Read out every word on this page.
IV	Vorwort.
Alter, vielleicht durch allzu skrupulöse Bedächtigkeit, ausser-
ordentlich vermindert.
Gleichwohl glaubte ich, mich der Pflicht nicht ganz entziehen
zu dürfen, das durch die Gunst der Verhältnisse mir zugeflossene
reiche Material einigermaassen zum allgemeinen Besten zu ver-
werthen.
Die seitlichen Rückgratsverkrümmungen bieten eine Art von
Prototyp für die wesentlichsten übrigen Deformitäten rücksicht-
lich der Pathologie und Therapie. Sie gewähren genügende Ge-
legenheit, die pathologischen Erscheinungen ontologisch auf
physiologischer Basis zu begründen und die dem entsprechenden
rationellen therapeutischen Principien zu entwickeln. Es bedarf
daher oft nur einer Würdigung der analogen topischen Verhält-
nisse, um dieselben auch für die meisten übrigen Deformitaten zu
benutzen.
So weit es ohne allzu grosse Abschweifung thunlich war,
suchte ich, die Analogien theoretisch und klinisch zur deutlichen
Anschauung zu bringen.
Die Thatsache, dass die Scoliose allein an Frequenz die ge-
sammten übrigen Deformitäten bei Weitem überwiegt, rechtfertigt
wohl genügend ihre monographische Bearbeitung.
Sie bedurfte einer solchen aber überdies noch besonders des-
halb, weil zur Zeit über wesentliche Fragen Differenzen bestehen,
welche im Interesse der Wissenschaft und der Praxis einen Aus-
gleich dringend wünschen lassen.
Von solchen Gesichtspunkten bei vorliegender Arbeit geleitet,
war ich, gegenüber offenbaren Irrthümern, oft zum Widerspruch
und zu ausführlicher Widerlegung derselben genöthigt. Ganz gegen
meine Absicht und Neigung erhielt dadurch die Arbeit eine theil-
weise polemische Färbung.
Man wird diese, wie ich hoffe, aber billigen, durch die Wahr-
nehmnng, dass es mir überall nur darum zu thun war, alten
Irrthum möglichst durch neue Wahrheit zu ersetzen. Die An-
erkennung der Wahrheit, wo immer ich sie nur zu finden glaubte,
----------
Each record should come back exactly as written.

> **The completed task**:
Read out every word on this page.
IV	Vorwort.
Alter, vielleicht durch allzu skrupulöse Bedächtigkeit, ausser-
ordentlich vermindert.
Gleichwohl glaubte ich, mich der Pflicht nicht ganz entziehen
zu dürfen, das durch die Gunst der Verhältnisse mir zugeflossene
reiche Material einigermaassen zum allgemeinen Besten zu ver-
werthen.
Die seitlichen Rückgratsverkrümmungen bieten eine Art von
Prototyp für die wesentlichsten übrigen Deformitäten rücksicht-
lich der Pathologie und Therapie. Sie gewähren genügende Ge-
legenheit, die pathologischen Erscheinungen ontologisch auf
physiologischer Basis zu begründen und die dem entsprechenden
rationellen therapeutischen Principien zu entwickeln. Es bedarf
daher oft nur einer Würdigung der analogen topischen Verhält-
nisse, um dieselben auch für die meisten übrigen Deformitaten zu
benutzen.
So weit es ohne allzu grosse Abschweifung thunlich war,
suchte ich, die Analogien theoretisch und klinisch zur deutlichen
Anschauung zu bringen.
Die Thatsache, dass die Scoliose allein an Frequenz die ge-
sammten übrigen Deformitäten bei Weitem überwiegt, rechtfertigt
wohl genügend ihre monographische Bearbeitung.
Sie bedurfte einer solchen aber überdies noch besonders des-
halb, weil zur Zeit über wesentliche Fragen Differenzen bestehen,
welche im Interesse der Wissenschaft und der Praxis einen Aus-
gleich dringend wünschen lassen.
Von solchen Gesichtspunkten bei vorliegender Arbeit geleitet,
war ich, gegenüber offenbaren Irrthümern, oft zum Widerspruch
und zu ausführlicher Widerlegung derselben genöthigt. Ganz gegen
meine Absicht und Neigung erhielt dadurch die Arbeit eine theil-
weise polemische Färbung.
Man wird diese, wie ich hoffe, aber billigen, durch die Wahr-
nehmnng, dass es mir überall nur darum zu thun war, alten
Irrthum möglichst durch neue Wahrheit zu ersetzen. Die An-
erkennung der Wahrheit, wo immer ich sie nur zu finden glaubte,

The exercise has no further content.